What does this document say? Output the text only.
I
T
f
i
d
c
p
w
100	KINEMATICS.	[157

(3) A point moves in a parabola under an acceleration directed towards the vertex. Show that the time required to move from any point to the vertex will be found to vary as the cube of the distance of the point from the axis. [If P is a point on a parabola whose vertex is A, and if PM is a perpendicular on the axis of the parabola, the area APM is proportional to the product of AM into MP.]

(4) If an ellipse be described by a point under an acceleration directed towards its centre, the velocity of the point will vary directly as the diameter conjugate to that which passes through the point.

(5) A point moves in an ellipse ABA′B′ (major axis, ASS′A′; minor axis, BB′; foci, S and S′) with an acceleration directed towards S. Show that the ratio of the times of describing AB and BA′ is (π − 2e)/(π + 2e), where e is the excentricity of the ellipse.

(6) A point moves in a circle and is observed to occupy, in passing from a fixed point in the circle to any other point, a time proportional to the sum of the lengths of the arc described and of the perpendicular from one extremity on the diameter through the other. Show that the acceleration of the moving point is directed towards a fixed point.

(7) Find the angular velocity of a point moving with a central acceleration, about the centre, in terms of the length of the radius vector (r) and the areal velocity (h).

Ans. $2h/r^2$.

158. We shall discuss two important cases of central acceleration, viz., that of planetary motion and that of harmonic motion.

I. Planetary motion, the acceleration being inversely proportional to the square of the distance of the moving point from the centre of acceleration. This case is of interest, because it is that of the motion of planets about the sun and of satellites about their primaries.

☆ ☆ ☆ ☆

◆ Job ◆
Collect each line containing the string "central".

◆ Expected answer ◆
(7) Find the angular velocity of a point moving with a central acceleration, about the centre, in terms of the length of the radius vector (r) and the areal velocity (h).
158. We shall discuss two important cases of central acceleration, viz., that of planetary motion and that of harmonic motion.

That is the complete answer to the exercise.